── Dataset content ──

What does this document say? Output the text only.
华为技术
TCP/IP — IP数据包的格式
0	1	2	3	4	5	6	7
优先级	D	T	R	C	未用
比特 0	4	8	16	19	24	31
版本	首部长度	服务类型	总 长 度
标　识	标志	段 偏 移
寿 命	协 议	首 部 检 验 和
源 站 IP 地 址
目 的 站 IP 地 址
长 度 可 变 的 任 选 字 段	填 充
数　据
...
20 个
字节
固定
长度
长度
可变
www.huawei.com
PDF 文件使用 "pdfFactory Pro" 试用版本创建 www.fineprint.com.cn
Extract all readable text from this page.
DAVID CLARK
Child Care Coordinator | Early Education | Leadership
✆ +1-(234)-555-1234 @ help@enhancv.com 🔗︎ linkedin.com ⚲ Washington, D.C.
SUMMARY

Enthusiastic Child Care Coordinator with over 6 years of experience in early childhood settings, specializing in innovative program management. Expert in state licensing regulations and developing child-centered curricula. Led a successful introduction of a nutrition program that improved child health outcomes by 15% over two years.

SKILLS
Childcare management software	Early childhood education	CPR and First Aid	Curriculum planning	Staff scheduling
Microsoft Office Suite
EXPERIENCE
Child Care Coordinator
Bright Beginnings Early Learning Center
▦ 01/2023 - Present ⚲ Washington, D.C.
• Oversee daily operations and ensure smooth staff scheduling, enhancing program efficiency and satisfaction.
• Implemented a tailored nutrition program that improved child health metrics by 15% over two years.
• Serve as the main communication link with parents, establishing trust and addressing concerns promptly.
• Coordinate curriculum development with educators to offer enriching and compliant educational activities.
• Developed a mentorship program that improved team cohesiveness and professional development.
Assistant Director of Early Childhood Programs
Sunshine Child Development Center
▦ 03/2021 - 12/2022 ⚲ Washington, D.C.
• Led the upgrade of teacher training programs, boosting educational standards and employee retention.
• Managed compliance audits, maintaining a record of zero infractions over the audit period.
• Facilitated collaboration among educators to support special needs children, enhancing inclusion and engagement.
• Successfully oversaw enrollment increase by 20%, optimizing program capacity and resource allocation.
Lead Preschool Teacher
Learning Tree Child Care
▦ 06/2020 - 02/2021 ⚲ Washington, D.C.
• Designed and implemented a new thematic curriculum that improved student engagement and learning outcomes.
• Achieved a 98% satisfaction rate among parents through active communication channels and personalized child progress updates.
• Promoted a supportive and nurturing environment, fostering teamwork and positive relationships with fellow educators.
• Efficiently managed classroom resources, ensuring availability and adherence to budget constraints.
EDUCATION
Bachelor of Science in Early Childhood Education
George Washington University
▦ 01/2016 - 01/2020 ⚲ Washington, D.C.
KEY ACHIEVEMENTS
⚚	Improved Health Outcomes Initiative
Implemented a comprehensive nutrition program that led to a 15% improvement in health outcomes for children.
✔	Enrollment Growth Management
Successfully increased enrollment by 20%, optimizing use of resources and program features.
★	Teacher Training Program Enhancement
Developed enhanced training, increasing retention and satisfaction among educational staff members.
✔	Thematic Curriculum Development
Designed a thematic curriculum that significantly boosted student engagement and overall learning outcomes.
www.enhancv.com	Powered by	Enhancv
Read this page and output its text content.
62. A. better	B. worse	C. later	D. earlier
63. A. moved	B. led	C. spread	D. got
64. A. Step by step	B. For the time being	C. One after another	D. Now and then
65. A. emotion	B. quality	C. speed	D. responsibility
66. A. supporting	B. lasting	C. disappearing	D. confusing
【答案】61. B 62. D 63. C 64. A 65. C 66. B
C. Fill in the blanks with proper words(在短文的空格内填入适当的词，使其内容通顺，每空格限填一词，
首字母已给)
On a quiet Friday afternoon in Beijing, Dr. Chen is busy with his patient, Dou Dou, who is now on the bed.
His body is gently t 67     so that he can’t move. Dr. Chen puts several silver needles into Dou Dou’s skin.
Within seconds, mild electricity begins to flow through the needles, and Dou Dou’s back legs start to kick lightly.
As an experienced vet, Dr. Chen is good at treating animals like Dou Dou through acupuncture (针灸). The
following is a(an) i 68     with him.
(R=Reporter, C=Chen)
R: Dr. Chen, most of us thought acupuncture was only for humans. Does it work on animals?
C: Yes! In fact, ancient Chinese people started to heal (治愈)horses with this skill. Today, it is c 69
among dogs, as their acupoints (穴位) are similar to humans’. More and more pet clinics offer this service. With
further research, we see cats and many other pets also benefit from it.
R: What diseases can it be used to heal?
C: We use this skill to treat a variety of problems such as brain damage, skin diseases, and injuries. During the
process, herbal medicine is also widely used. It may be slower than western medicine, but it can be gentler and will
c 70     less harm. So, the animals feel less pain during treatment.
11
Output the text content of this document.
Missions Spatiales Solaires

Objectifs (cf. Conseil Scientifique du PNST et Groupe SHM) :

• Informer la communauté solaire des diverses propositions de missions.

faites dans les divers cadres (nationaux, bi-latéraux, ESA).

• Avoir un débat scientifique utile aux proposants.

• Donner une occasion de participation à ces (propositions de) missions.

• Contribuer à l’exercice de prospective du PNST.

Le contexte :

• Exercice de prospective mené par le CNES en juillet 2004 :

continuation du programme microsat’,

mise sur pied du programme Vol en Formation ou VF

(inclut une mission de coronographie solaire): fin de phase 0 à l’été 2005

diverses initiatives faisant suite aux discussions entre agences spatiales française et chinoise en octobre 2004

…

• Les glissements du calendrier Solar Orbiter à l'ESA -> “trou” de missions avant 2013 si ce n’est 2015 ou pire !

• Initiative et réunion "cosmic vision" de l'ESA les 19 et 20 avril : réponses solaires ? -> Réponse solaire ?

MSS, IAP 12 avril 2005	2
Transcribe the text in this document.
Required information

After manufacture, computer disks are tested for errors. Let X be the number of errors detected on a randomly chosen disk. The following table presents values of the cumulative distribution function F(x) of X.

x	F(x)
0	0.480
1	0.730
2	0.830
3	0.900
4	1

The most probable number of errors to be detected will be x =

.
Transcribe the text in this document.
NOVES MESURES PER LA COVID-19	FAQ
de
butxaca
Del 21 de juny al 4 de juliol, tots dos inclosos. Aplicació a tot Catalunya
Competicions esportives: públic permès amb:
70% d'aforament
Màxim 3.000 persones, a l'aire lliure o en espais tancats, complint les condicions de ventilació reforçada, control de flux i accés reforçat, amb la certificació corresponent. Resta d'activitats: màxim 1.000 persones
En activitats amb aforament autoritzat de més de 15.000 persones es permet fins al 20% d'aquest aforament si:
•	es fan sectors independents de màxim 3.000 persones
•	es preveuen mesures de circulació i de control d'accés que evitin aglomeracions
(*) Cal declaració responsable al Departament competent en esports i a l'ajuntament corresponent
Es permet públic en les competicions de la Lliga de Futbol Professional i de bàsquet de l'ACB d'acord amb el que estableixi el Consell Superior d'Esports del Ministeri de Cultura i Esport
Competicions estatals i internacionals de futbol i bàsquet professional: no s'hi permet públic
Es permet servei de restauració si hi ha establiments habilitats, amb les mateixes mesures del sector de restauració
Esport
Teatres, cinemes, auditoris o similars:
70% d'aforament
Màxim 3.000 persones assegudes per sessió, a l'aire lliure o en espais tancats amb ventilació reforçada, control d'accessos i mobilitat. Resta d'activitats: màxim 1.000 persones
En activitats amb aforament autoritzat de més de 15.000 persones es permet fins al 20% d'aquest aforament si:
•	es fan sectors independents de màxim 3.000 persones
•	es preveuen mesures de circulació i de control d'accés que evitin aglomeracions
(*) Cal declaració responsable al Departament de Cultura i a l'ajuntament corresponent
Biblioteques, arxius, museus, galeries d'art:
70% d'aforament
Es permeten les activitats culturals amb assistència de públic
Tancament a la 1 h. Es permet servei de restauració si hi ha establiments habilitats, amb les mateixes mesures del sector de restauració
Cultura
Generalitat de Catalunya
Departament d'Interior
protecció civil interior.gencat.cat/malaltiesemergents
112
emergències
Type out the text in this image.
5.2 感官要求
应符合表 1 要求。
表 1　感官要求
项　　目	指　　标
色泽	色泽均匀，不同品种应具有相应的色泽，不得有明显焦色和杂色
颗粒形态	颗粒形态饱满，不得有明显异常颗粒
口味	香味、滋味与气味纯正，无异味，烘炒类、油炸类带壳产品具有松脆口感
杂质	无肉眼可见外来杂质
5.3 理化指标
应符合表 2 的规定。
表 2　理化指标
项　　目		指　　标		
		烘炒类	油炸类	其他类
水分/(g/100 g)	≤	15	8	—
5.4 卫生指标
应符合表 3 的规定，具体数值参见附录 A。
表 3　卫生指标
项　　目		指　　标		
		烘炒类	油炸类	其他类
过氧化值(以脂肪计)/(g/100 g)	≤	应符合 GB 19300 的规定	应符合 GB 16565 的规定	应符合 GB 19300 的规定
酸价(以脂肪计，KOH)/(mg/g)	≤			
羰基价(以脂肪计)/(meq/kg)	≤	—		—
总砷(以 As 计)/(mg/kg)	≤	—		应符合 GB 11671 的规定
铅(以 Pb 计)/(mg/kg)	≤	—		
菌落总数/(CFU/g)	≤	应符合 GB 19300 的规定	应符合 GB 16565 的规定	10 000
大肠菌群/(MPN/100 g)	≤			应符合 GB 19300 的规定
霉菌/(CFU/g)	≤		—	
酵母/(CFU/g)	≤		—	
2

───

Find "student". Copy every line it occurs in.

• Designed and implemented a new thematic curriculum that improved student engagement and learning outcomes.
Designed a thematic curriculum that significantly boosted student engagement and overall learning outcomes.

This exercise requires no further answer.